SOURCE RECORDS —
_ _ _ _ _ _ _

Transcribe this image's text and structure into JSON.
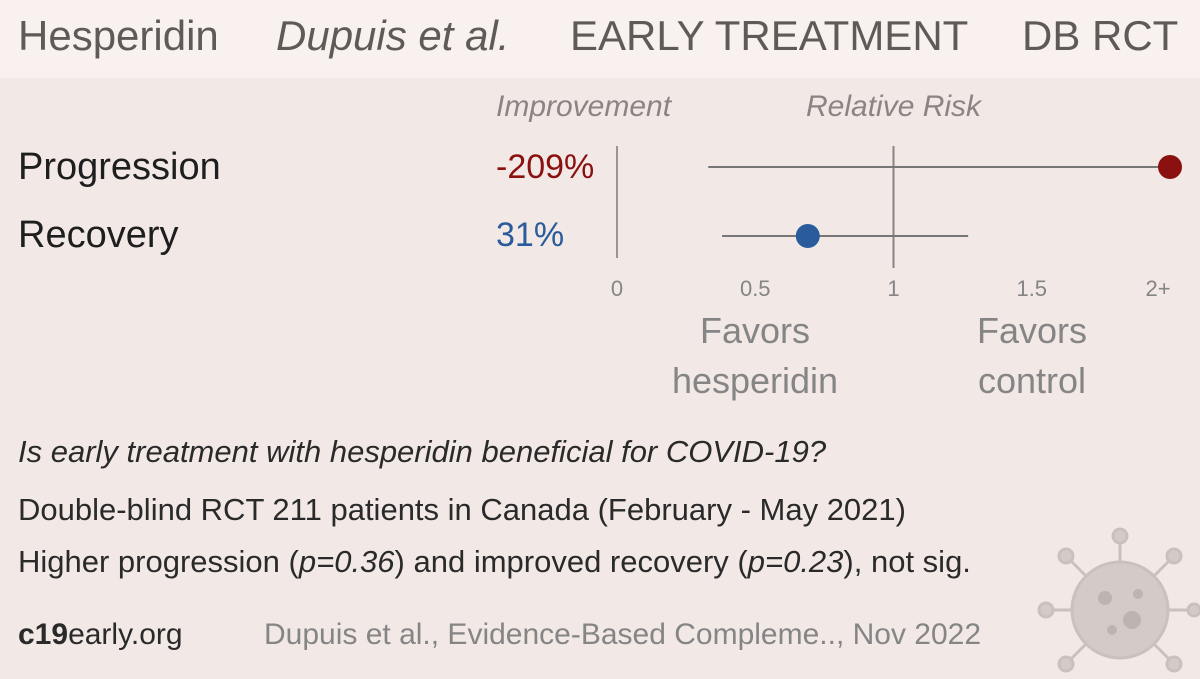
{
  "header": {
    "drug": "Hesperidin",
    "author": "Dupuis et al.",
    "stage": "EARLY TREATMENT",
    "design": "DB RCT"
  },
  "columns": {
    "improvement": "Improvement",
    "relative_risk": "Relative Risk"
  },
  "outcomes": [
    {
      "label": "Progression",
      "improvement": "-209%"
    },
    {
      "label": "Recovery",
      "improvement": "31%"
    }
  ],
  "favors": {
    "left_line1": "Favors",
    "left_line2": "hesperidin",
    "right_line1": "Favors",
    "right_line2": "control"
  },
  "summary": {
    "question": "Is early treatment with hesperidin beneficial for COVID-19?",
    "line1": "Double-blind RCT 211 patients in Canada (February - May 2021)",
    "line2_a": "Higher progression (",
    "line2_p1": "p=0.36",
    "line2_b": ") and improved recovery (",
    "line2_p2": "p=0.23",
    "line2_c": "), not sig."
  },
  "footer": {
    "site_bold": "c19",
    "site_rest": "early.org",
    "citation": "Dupuis et al., Evidence-Based Compleme.., Nov 2022"
  },
  "colors": {
    "harm": "#8b1010",
    "benefit": "#2a5b9a",
    "line": "#777777"
  },
  "chart_data": {
    "type": "forest",
    "xlabel": "Relative Risk",
    "xlim": [
      0,
      2
    ],
    "x_ticks": [
      "0",
      "0.5",
      "1",
      "1.5",
      "2+"
    ],
    "x_tick_values": [
      0,
      0.5,
      1,
      1.5,
      2
    ],
    "series": [
      {
        "name": "Progression",
        "rr": 3.09,
        "ci_low": 0.33,
        "ci_high": 2.0,
        "clipped": true,
        "color": "#8b1010"
      },
      {
        "name": "Recovery",
        "rr": 0.69,
        "ci_low": 0.38,
        "ci_high": 1.27,
        "clipped": false,
        "color": "#2a5b9a"
      }
    ]
  }
}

_ _ _ _ _ _ _

TASK INSTRUCTIONS —
An exact repetition of the listing is needed, with the pictures dropped.

WRITTEN REPLY —
Transcribe this image's text and structure into JSON.
{
  "header": {
    "drug": "Hesperidin",
    "author": "Dupuis et al.",
    "stage": "EARLY TREATMENT",
    "design": "DB RCT"
  },
  "columns": {
    "improvement": "Improvement",
    "relative_risk": "Relative Risk"
  },
  "outcomes": [
    {
      "label": "Progression",
      "improvement": "-209%"
    },
    {
      "label": "Recovery",
      "improvement": "31%"
    }
  ],
  "favors": {
    "left_line1": "Favors",
    "left_line2": "hesperidin",
    "right_line1": "Favors",
    "right_line2": "control"
  },
  "summary": {
    "question": "Is early treatment with hesperidin beneficial for COVID-19?",
    "line1": "Double-blind RCT 211 patients in Canada (February - May 2021)",
    "line2_a": "Higher progression (",
    "line2_p1": "p=0.36",
    "line2_b": ") and improved recovery (",
    "line2_p2": "p=0.23",
    "line2_c": "), not sig."
  },
  "footer": {
    "site_bold": "c19",
    "site_rest": "early.org",
    "citation": "Dupuis et al., Evidence-Based Compleme.., Nov 2022"
  },
  "colors": {
    "harm": "#8b1010",
    "benefit": "#2a5b9a",
    "line": "#777777"
  },
  "chart_data": {
    "type": "forest",
    "xlabel": "Relative Risk",
    "xlim": [
      0,
      2
    ],
    "x_ticks": [
      "0",
      "0.5",
      "1",
      "1.5",
      "2+"
    ],
    "x_tick_values": [
      0,
      0.5,
      1,
      1.5,
      2
    ],
    "series": [
      {
        "name": "Progression",
        "rr": 3.09,
        "ci_low": 0.33,
        "ci_high": 2.0,
        "clipped": true,
        "color": "#8b1010"
      },
      {
        "name": "Recovery",
        "rr": 0.69,
        "ci_low": 0.38,
        "ci_high": 1.27,
        "clipped": false,
        "color": "#2a5b9a"
      }
    ]
  }
}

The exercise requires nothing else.